**Prompt**
Note each line of the listing that contains the string "Cloud", and copy it.

(Figure record listings)
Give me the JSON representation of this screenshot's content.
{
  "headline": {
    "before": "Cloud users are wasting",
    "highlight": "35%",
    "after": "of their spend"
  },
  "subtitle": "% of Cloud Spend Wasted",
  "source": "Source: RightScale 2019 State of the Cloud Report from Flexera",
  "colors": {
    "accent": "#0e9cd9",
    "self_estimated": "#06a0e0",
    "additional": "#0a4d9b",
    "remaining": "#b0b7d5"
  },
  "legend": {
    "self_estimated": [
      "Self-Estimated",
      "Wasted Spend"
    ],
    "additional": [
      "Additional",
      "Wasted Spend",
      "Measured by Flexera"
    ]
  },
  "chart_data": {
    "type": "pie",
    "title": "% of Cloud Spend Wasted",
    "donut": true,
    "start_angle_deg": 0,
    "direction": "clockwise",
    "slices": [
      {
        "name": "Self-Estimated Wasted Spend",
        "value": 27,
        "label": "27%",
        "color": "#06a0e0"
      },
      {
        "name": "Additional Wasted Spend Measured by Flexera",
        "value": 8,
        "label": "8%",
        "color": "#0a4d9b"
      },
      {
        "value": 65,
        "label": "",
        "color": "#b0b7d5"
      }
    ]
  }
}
--
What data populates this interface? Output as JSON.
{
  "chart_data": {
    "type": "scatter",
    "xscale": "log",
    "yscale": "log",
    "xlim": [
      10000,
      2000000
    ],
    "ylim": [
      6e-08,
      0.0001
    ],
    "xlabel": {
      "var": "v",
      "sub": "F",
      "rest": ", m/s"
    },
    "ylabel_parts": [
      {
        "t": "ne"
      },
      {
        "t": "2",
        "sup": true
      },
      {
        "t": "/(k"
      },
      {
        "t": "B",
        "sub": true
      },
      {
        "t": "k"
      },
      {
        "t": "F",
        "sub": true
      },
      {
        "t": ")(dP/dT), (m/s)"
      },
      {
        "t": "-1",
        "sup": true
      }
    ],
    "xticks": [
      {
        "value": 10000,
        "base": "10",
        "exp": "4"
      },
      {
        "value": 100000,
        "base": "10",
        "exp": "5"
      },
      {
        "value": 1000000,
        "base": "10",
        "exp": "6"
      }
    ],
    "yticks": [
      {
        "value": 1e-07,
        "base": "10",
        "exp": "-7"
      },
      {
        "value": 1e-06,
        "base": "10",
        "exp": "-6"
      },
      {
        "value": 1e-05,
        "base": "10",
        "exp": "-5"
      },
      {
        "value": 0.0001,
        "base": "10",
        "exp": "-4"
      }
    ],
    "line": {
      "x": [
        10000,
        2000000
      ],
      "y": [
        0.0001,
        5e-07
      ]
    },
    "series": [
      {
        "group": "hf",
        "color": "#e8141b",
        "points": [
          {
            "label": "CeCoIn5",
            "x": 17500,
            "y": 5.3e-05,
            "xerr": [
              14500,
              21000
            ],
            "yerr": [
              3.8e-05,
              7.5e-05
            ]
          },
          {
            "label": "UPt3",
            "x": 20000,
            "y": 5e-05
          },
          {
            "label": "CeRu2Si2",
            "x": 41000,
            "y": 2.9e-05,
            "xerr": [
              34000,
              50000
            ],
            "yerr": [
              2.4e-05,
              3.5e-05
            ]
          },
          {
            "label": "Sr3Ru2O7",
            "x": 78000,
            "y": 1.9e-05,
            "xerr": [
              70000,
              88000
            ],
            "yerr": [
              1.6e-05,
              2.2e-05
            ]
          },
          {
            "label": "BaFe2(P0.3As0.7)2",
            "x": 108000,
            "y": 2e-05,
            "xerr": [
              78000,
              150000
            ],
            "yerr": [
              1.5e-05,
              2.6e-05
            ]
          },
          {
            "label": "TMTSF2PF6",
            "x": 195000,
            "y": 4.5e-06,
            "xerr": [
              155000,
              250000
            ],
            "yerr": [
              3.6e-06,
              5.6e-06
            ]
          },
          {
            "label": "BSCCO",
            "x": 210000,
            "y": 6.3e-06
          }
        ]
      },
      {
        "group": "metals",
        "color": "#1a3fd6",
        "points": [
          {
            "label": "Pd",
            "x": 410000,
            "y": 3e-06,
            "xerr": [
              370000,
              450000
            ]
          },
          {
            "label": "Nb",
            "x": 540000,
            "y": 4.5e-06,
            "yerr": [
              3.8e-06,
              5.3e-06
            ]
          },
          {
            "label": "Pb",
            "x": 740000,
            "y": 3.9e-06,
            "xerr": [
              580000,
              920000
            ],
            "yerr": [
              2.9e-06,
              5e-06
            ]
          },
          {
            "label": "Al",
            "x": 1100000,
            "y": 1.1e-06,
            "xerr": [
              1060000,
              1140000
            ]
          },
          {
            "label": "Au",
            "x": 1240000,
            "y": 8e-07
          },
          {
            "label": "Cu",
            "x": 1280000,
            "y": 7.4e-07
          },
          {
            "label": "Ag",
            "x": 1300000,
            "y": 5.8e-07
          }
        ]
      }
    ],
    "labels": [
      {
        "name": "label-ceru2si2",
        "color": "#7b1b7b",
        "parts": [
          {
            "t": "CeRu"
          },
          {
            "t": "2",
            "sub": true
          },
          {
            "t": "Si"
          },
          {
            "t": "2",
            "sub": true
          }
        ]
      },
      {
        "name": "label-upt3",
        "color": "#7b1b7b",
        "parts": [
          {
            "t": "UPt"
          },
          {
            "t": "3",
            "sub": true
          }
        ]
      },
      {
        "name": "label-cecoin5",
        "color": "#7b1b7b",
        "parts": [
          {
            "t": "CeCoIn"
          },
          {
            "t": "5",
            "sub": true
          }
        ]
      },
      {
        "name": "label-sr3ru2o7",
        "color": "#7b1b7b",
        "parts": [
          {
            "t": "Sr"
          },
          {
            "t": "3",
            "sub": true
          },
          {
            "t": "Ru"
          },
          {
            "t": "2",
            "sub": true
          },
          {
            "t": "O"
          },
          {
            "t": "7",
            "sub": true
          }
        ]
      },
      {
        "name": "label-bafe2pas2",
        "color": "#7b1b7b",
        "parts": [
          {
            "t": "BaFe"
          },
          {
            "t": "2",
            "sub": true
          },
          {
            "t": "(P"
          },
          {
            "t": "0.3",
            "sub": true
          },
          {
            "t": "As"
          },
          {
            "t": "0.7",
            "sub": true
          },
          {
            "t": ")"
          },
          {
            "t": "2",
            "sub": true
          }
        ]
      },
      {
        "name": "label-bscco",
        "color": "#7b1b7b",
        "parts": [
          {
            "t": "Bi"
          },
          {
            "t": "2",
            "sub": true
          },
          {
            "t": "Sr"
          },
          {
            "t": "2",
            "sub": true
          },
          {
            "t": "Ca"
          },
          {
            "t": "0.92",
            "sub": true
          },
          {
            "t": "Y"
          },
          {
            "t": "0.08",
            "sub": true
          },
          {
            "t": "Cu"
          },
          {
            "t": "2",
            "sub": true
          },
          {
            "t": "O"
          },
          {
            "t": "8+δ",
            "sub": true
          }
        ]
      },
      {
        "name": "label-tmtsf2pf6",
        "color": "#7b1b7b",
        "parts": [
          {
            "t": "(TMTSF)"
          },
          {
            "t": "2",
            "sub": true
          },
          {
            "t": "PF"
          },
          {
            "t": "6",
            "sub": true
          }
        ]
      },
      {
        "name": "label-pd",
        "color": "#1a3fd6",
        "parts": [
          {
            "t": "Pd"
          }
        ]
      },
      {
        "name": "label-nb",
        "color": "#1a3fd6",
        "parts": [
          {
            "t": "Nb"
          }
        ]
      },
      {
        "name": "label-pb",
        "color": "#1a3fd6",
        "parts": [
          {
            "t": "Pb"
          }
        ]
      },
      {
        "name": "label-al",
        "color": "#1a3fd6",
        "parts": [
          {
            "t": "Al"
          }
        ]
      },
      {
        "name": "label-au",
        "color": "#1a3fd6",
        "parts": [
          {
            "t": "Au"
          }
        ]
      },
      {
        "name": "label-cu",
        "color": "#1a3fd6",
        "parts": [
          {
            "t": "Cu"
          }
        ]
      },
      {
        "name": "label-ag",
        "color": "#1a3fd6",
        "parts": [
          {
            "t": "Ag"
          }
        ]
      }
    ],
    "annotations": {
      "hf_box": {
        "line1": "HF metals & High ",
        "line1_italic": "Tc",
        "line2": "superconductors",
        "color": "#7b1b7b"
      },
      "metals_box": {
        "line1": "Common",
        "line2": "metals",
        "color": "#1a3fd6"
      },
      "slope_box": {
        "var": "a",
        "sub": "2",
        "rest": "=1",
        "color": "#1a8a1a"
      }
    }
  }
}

**Full solution**
    "before": "Cloud users are wasting",
  "subtitle": "% of Cloud Spend Wasted",
  "source": "Source: RightScale 2019 State of the Cloud Report from Flexera",
    "title": "% of Cloud Spend Wasted",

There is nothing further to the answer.